*** Data listing ***

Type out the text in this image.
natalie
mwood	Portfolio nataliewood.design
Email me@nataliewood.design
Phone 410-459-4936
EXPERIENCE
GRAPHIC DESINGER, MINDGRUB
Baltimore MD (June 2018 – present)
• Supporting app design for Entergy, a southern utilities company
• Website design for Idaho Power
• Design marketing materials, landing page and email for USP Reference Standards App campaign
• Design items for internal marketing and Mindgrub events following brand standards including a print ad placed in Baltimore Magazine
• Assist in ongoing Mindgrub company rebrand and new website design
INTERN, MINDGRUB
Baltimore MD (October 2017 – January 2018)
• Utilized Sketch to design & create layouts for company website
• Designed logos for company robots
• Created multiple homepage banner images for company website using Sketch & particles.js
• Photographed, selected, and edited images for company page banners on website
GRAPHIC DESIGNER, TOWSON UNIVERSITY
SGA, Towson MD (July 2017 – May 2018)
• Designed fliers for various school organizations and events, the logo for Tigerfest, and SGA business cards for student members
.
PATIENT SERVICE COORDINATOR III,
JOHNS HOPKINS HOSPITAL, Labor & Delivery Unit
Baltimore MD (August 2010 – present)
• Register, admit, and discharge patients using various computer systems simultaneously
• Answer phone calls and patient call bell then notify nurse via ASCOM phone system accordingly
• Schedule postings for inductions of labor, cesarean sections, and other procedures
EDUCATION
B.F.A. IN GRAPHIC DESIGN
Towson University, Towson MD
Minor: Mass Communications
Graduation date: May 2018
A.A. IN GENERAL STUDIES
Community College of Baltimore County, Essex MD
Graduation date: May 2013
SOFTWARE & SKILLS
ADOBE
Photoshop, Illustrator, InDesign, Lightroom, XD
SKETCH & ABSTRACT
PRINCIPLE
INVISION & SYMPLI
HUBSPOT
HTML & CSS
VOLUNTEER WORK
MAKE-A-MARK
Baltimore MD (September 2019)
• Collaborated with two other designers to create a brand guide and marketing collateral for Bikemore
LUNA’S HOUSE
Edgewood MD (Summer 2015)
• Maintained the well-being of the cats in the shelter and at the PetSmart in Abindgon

*** End of Data listing ***

The problem
Output the material in full, matching it word for word.

Response to the exercise
Type out the text in this image.
natalie
mwood	Portfolio nataliewood.design
Email me@nataliewood.design
Phone 410-459-4936
EXPERIENCE
GRAPHIC DESINGER, MINDGRUB
Baltimore MD (June 2018 – present)
• Supporting app design for Entergy, a southern utilities company
• Website design for Idaho Power
• Design marketing materials, landing page and email for USP Reference Standards App campaign
• Design items for internal marketing and Mindgrub events following brand standards including a print ad placed in Baltimore Magazine
• Assist in ongoing Mindgrub company rebrand and new website design
INTERN, MINDGRUB
Baltimore MD (October 2017 – January 2018)
• Utilized Sketch to design & create layouts for company website
• Designed logos for company robots
• Created multiple homepage banner images for company website using Sketch & particles.js
• Photographed, selected, and edited images for company page banners on website
GRAPHIC DESIGNER, TOWSON UNIVERSITY
SGA, Towson MD (July 2017 – May 2018)
• Designed fliers for various school organizations and events, the logo for Tigerfest, and SGA business cards for student members
.
PATIENT SERVICE COORDINATOR III,
JOHNS HOPKINS HOSPITAL, Labor & Delivery Unit
Baltimore MD (August 2010 – present)
• Register, admit, and discharge patients using various computer systems simultaneously
• Answer phone calls and patient call bell then notify nurse via ASCOM phone system accordingly
• Schedule postings for inductions of labor, cesarean sections, and other procedures
EDUCATION
B.F.A. IN GRAPHIC DESIGN
Towson University, Towson MD
Minor: Mass Communications
Graduation date: May 2018
A.A. IN GENERAL STUDIES
Community College of Baltimore County, Essex MD
Graduation date: May 2013
SOFTWARE & SKILLS
ADOBE
Photoshop, Illustrator, InDesign, Lightroom, XD
SKETCH & ABSTRACT
PRINCIPLE
INVISION & SYMPLI
HUBSPOT
HTML & CSS
VOLUNTEER WORK
MAKE-A-MARK
Baltimore MD (September 2019)
• Collaborated with two other designers to create a brand guide and marketing collateral for Bikemore
LUNA’S HOUSE
Edgewood MD (Summer 2015)
• Maintained the well-being of the cats in the shelter and at the PetSmart in Abindgon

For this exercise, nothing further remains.